◆ **TASK TO CARRY OUT**
Keep only the lines that hold the string "this", filtering out the rest of the entries below.

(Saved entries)

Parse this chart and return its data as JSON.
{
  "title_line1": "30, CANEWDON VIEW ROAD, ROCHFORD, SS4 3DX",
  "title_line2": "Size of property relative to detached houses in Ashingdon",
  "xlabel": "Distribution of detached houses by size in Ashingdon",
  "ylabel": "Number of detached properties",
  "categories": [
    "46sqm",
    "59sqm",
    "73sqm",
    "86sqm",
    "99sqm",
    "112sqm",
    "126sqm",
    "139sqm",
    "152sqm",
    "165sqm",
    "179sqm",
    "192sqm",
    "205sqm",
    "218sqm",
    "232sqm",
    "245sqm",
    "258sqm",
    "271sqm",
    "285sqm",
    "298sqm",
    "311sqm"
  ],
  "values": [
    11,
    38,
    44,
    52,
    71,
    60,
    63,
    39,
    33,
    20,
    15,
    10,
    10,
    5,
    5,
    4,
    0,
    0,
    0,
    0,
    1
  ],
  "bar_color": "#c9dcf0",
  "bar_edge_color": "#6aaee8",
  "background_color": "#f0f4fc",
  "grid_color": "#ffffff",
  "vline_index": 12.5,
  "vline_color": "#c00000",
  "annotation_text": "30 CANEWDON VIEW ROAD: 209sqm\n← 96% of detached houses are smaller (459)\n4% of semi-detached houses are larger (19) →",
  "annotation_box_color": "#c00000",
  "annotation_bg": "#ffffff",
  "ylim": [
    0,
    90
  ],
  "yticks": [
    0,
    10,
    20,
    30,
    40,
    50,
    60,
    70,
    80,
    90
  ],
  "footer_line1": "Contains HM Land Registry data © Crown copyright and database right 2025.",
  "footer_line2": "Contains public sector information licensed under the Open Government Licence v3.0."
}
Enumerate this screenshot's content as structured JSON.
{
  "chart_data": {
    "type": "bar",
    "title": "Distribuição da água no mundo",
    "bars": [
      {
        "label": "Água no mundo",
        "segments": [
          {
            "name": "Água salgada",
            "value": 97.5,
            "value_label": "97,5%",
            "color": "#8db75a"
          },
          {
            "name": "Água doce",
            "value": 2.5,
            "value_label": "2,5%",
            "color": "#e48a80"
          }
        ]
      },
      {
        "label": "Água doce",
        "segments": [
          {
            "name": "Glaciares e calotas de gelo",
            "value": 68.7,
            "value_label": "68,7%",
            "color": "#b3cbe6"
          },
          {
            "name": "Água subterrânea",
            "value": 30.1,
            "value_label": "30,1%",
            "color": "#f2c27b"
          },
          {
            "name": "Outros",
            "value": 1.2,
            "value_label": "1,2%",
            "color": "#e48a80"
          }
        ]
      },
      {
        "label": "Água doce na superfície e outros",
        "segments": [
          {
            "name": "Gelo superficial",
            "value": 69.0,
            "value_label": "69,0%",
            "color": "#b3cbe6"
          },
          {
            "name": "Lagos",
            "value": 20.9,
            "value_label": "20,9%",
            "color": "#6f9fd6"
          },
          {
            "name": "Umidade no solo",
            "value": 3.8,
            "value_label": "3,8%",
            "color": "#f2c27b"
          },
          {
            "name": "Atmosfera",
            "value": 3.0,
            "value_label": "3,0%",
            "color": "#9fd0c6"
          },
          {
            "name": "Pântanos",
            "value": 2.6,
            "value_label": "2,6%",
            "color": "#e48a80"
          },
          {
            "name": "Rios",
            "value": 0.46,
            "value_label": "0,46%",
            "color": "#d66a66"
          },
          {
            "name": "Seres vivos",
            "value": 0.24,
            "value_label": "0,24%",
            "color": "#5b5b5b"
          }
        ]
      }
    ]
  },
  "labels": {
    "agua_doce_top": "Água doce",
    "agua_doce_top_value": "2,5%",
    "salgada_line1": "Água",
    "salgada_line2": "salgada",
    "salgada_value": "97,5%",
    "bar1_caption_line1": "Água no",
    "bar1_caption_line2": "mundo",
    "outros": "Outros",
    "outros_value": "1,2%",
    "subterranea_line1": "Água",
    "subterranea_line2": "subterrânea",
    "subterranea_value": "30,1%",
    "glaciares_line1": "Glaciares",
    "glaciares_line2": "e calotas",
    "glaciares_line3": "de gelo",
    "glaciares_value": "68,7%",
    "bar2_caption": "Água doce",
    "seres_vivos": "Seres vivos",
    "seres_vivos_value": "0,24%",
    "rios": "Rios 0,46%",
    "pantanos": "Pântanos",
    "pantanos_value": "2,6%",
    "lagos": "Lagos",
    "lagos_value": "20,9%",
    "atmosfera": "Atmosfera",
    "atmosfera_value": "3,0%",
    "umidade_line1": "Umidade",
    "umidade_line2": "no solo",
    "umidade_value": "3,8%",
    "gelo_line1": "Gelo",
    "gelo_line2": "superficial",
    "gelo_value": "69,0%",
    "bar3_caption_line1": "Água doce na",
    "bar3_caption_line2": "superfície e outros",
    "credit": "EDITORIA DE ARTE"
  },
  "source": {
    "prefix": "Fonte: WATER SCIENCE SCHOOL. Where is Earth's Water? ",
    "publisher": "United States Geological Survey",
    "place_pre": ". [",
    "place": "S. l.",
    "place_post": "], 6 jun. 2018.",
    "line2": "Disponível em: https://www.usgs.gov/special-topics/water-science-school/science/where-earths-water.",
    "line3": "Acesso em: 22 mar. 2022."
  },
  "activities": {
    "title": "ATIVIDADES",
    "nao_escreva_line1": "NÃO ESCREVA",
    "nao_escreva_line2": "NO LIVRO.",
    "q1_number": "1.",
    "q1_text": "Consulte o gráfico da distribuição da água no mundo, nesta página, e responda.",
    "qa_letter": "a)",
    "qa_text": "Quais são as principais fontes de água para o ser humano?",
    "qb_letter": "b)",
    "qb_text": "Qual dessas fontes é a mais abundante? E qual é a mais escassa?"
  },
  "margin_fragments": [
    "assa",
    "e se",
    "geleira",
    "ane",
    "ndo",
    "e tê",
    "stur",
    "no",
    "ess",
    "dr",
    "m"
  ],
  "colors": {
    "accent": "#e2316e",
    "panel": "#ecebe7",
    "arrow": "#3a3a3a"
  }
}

◆ **COMPLETE ANSWER**
Parse this chart and return its data as JSON.
Enumerate this screenshot's content as structured JSON.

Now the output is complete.